• _Input rows_:
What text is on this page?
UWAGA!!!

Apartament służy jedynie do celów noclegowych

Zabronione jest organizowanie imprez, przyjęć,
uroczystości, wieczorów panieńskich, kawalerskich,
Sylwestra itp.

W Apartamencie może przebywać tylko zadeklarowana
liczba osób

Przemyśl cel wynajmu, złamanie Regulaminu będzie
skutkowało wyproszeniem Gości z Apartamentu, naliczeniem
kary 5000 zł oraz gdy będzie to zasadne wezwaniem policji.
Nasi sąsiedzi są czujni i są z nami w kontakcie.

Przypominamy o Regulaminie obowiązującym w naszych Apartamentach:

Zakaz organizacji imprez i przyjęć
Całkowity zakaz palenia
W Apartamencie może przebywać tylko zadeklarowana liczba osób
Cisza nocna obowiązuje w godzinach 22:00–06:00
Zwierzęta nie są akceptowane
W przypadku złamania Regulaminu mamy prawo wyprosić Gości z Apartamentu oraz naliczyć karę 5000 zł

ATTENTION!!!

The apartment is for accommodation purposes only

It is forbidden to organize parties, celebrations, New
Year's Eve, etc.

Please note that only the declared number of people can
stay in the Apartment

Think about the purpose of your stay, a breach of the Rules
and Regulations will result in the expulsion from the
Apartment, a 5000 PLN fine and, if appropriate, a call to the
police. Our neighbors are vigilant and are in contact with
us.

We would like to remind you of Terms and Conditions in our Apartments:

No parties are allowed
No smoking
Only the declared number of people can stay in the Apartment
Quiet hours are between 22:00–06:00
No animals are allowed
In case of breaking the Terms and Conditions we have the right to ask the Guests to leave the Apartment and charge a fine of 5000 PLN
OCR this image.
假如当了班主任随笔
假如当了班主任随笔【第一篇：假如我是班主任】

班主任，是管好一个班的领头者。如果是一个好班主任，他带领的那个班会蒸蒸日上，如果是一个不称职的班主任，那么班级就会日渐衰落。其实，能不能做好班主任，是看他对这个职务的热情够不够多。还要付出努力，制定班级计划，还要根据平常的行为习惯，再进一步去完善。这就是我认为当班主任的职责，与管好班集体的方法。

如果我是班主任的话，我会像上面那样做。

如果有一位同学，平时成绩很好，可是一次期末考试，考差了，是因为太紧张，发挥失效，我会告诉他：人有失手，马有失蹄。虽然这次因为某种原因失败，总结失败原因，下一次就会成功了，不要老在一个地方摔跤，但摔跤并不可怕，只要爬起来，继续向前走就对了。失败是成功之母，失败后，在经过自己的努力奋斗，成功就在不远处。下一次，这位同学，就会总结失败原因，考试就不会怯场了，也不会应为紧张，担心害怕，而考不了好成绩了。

• _Required work_: Work out how many lines of the data above hold the word "fine", and write only the count.

• _Result of the task_: 2